To be done:
Search the data for the string "todos" and gather each line it is in.

>> Begin Provided records

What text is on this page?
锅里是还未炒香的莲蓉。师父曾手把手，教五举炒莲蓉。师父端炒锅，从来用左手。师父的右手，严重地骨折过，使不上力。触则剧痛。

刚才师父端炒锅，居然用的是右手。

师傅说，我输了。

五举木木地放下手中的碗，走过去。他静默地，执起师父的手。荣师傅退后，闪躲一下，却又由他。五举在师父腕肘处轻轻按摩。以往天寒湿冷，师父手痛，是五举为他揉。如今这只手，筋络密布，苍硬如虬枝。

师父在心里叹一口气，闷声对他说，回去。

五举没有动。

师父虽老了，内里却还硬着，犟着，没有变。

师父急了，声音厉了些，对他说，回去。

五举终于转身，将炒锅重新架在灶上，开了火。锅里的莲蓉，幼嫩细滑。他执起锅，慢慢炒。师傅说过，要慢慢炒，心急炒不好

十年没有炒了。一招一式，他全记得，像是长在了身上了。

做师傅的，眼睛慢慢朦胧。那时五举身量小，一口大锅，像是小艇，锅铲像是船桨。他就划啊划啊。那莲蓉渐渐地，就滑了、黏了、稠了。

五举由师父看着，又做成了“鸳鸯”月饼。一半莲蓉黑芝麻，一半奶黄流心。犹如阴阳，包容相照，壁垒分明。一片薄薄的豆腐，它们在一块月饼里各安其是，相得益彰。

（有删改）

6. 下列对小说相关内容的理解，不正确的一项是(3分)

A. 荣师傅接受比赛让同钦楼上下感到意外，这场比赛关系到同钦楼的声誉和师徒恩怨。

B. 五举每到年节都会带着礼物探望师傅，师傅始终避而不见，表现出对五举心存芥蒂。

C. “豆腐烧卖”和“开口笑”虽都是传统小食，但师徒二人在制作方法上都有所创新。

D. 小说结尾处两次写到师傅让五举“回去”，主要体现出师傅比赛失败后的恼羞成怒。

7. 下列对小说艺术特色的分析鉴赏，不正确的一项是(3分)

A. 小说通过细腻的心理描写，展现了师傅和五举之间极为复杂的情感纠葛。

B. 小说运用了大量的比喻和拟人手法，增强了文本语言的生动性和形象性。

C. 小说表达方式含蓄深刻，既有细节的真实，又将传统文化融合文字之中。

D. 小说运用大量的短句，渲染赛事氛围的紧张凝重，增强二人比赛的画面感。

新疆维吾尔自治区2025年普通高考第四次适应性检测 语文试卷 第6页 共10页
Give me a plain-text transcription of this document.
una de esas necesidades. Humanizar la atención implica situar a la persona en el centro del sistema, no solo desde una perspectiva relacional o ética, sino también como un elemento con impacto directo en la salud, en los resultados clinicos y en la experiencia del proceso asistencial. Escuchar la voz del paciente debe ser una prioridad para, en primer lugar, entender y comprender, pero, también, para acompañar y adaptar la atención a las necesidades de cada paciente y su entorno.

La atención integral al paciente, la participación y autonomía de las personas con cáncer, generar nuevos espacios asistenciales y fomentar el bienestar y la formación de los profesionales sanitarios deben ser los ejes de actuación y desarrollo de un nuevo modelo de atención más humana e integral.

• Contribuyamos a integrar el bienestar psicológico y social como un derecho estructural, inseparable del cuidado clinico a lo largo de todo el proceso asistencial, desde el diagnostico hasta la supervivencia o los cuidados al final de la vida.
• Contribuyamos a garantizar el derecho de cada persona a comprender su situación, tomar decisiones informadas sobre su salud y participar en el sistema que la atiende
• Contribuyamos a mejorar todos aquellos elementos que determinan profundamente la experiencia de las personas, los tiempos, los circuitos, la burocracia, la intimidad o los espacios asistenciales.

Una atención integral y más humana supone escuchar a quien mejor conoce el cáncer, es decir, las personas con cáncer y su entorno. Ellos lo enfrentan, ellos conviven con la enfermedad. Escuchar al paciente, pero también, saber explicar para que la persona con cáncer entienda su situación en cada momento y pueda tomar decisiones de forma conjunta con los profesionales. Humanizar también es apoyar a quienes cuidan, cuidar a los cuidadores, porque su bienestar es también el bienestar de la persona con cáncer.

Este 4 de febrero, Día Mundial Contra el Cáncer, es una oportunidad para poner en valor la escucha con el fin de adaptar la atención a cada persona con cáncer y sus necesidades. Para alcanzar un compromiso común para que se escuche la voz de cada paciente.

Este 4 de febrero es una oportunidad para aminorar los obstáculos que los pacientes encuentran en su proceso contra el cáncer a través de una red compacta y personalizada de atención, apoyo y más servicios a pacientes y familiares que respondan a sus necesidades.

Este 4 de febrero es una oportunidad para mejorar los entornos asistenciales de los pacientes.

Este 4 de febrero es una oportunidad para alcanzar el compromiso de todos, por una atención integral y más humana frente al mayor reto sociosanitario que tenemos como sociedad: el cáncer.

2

>> End Provided records

Response for this exercise:
• Contribuyamos a mejorar todos aquellos elementos que determinan profundamente la experiencia de las personas, los tiempos, los circuitos, la burocracia, la intimidad o los espacios asistenciales.
Este 4 de febrero es una oportunidad para alcanzar el compromiso de todos, por una atención integral y más humana frente al mayor reto sociosanitario que tenemos como sociedad: el cáncer.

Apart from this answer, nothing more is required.